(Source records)
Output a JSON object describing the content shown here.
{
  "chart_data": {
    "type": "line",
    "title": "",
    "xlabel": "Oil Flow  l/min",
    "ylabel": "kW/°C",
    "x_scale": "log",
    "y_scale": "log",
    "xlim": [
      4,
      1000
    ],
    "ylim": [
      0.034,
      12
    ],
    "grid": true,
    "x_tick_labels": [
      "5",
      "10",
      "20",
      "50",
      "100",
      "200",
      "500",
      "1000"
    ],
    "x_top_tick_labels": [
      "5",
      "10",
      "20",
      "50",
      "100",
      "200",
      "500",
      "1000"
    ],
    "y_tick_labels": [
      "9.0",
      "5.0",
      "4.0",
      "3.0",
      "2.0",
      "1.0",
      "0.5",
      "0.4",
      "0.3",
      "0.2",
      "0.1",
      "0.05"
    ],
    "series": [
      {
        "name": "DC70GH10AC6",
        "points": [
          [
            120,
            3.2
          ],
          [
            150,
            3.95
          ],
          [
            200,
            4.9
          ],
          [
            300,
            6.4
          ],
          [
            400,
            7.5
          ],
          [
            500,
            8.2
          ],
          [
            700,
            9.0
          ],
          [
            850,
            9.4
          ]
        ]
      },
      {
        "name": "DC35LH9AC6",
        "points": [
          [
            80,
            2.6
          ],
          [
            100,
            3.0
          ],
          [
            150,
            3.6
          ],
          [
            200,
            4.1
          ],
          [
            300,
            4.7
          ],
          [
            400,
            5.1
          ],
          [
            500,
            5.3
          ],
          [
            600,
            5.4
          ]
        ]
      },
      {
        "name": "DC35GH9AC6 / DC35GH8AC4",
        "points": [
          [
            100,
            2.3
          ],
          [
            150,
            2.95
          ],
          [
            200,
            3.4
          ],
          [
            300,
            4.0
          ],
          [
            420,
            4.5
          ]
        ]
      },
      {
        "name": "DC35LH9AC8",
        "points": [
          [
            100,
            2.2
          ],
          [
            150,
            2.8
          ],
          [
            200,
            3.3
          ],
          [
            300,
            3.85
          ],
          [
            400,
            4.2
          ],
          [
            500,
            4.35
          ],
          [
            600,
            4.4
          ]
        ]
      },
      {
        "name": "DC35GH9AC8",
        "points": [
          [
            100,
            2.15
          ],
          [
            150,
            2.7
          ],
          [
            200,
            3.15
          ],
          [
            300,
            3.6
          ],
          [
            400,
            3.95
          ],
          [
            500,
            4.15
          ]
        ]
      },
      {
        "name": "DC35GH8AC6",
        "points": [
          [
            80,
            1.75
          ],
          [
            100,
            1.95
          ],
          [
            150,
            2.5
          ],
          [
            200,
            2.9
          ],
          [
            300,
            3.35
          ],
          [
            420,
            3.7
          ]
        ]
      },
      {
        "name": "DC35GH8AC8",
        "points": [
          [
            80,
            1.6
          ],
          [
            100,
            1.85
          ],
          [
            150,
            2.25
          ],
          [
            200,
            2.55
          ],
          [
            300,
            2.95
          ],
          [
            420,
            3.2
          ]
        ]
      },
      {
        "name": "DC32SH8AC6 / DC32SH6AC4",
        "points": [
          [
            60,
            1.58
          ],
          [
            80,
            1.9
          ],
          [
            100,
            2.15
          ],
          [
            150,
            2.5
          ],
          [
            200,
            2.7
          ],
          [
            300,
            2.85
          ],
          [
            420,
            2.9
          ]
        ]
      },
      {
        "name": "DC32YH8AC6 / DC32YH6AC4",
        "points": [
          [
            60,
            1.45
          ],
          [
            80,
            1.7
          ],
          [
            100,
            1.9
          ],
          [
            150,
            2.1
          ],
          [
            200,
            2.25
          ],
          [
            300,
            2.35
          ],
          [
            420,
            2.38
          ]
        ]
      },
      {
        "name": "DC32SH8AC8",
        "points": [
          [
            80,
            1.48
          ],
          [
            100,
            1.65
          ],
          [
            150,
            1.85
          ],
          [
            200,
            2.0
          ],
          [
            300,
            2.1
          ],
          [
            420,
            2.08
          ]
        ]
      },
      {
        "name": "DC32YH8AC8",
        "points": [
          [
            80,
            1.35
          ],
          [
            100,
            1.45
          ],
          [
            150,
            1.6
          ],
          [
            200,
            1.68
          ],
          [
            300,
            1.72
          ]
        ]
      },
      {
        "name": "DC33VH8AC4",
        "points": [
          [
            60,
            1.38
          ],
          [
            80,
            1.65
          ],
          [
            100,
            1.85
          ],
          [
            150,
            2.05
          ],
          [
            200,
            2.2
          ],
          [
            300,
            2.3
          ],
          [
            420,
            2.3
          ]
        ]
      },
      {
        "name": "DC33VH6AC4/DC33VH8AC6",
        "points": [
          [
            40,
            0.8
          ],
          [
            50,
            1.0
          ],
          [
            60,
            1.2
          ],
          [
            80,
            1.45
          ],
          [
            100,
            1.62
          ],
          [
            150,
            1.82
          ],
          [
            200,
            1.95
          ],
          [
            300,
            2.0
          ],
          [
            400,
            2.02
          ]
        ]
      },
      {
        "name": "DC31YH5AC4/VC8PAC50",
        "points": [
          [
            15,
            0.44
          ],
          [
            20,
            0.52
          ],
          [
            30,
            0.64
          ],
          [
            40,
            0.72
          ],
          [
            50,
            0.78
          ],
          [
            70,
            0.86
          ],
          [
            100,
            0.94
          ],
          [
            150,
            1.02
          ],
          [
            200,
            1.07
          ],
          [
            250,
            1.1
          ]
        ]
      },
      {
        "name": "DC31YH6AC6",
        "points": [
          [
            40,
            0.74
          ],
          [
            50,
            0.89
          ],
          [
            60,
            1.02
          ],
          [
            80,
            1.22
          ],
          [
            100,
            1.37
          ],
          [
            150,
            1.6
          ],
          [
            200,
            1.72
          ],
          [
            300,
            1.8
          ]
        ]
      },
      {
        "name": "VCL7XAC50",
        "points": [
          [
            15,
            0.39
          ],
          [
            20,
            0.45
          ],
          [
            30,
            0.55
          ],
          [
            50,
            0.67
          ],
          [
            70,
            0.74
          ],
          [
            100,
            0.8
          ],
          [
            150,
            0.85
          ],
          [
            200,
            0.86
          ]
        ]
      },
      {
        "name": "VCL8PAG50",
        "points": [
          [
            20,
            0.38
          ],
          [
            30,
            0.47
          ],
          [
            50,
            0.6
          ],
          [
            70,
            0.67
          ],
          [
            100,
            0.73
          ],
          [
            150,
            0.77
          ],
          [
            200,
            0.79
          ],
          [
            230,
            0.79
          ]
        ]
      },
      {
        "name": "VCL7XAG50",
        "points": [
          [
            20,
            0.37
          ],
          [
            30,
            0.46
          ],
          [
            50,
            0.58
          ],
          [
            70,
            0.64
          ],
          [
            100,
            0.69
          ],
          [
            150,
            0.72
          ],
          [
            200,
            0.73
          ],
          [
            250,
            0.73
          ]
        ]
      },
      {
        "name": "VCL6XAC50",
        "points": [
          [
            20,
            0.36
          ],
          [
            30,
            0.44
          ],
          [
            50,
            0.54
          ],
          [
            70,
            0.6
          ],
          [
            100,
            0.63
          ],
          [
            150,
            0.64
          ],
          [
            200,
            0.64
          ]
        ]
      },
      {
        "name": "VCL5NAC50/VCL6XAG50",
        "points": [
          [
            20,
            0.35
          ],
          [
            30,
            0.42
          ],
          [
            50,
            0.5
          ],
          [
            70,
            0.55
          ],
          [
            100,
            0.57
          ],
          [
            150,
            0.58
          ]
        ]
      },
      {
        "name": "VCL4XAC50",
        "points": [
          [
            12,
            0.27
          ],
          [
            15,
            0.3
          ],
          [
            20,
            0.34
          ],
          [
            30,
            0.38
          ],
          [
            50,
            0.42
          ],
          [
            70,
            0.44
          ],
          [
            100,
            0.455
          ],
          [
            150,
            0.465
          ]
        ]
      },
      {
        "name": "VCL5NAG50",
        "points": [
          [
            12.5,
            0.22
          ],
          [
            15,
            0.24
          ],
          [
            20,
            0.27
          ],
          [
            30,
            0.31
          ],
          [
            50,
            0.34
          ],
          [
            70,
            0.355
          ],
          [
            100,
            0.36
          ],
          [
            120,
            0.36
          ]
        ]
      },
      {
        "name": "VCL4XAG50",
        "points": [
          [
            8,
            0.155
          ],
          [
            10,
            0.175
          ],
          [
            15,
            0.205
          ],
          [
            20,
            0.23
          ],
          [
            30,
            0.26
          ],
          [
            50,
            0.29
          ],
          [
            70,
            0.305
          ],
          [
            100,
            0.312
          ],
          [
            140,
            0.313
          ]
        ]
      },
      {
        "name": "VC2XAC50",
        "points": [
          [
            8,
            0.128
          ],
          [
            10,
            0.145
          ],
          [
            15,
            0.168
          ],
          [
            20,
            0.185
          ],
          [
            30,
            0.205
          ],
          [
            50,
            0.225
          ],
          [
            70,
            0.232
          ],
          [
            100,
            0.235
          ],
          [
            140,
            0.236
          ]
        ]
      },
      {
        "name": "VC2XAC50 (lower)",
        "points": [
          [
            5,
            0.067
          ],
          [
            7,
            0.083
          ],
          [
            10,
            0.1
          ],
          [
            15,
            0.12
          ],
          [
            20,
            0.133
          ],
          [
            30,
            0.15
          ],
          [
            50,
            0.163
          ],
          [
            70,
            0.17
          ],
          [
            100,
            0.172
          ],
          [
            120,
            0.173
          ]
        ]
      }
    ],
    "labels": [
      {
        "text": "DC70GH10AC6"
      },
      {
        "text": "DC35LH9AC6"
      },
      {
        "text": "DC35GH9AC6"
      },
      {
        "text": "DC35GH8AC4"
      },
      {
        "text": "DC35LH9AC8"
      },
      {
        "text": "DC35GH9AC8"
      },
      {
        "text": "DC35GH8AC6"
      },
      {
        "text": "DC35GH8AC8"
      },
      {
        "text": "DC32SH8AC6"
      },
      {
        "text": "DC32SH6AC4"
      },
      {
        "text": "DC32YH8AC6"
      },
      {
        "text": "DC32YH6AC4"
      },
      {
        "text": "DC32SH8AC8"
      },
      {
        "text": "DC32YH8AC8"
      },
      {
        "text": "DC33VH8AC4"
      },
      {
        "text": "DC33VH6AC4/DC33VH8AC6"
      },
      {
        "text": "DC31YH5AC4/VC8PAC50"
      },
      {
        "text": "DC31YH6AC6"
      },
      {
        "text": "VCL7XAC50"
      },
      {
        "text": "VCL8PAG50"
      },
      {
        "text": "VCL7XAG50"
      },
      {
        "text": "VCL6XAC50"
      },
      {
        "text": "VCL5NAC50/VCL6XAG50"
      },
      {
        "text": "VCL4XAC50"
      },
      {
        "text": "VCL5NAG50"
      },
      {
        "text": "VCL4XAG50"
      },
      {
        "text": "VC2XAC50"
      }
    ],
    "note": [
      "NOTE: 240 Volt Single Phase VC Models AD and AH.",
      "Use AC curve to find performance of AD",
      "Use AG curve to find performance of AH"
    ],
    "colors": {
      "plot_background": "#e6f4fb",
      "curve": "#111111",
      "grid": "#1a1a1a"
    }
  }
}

→ Stated task:
Which lines above hold the word "performance"? Copy each of them.

→ Expected answer:
      "Use AC curve to find performance of AD",
      "Use AG curve to find performance of AH"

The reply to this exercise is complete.